### PROMPT
Where a line holds the word "nvCJD", copy it from the records.

[Opening EXCERPTED DATA section]

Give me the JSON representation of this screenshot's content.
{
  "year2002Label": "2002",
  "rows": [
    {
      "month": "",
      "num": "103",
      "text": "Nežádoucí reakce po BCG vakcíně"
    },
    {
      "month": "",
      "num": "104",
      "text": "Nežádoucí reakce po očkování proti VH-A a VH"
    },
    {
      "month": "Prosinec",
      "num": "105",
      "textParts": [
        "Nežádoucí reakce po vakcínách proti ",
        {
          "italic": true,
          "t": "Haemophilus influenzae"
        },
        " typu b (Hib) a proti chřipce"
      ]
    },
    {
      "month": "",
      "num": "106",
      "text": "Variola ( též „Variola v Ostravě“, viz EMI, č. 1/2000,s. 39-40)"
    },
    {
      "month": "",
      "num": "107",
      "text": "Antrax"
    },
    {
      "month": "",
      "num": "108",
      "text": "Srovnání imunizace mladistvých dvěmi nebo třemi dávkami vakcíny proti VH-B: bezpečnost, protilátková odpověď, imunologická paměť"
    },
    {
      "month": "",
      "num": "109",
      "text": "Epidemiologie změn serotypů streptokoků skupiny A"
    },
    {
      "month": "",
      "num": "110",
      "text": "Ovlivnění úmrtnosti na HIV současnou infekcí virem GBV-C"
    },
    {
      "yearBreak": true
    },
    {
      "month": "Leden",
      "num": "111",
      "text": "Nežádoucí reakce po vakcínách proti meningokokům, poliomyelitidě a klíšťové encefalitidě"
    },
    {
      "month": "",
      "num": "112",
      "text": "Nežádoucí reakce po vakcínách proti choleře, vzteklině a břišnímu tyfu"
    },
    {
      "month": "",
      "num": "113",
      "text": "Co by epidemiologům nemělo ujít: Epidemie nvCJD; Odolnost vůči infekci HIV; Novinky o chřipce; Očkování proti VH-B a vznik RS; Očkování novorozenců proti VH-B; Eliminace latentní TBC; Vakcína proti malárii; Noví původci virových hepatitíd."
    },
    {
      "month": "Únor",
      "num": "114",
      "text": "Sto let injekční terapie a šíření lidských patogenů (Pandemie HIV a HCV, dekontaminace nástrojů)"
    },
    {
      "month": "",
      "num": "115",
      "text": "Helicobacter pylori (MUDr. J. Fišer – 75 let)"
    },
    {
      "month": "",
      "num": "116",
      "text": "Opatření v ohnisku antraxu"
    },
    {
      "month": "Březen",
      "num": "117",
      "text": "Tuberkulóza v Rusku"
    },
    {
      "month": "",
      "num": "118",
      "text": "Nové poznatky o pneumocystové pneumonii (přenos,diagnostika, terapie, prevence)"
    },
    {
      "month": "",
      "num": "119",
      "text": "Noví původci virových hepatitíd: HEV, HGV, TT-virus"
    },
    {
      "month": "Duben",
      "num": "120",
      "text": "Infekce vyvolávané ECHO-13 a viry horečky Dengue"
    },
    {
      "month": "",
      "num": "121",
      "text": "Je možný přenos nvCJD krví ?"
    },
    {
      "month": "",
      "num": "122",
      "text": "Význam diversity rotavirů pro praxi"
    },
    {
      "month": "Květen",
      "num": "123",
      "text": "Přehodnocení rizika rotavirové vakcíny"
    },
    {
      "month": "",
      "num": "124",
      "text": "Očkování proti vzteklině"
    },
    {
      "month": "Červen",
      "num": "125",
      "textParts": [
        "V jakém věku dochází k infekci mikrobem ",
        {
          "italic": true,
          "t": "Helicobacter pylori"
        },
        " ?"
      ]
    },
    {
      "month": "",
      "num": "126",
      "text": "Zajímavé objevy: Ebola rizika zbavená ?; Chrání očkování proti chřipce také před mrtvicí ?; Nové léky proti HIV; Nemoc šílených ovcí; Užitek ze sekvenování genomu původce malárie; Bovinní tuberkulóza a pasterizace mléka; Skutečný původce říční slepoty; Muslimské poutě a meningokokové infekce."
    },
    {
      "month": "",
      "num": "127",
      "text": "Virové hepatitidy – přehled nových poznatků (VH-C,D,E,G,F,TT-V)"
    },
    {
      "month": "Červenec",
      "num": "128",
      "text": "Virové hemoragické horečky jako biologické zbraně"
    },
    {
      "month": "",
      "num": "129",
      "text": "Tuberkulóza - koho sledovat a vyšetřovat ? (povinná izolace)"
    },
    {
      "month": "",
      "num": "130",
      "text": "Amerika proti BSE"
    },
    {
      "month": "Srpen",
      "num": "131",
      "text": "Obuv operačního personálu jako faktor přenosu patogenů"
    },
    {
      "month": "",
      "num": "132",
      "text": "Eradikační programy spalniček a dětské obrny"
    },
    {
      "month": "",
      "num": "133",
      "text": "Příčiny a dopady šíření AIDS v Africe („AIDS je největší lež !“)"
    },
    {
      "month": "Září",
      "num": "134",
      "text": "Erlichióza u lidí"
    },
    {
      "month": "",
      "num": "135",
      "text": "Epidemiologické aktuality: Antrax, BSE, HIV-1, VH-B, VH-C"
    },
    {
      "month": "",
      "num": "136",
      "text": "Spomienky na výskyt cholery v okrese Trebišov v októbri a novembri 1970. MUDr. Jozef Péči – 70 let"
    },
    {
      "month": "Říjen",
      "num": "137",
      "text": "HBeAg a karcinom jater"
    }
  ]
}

[Closing EXCERPTED DATA section]

### RESPONSE TO THE TASK
      "text": "Co by epidemiologům nemělo ujít: Epidemie nvCJD; Odolnost vůči infekci HIV; Novinky o chřipce; Očkování proti VH-B a vznik RS; Očkování novorozenců proti VH-B; Eliminace latentní TBC; Vakcína proti malárii; Noví původci virových hepatitíd."
      "text": "Je možný přenos nvCJD krví ?"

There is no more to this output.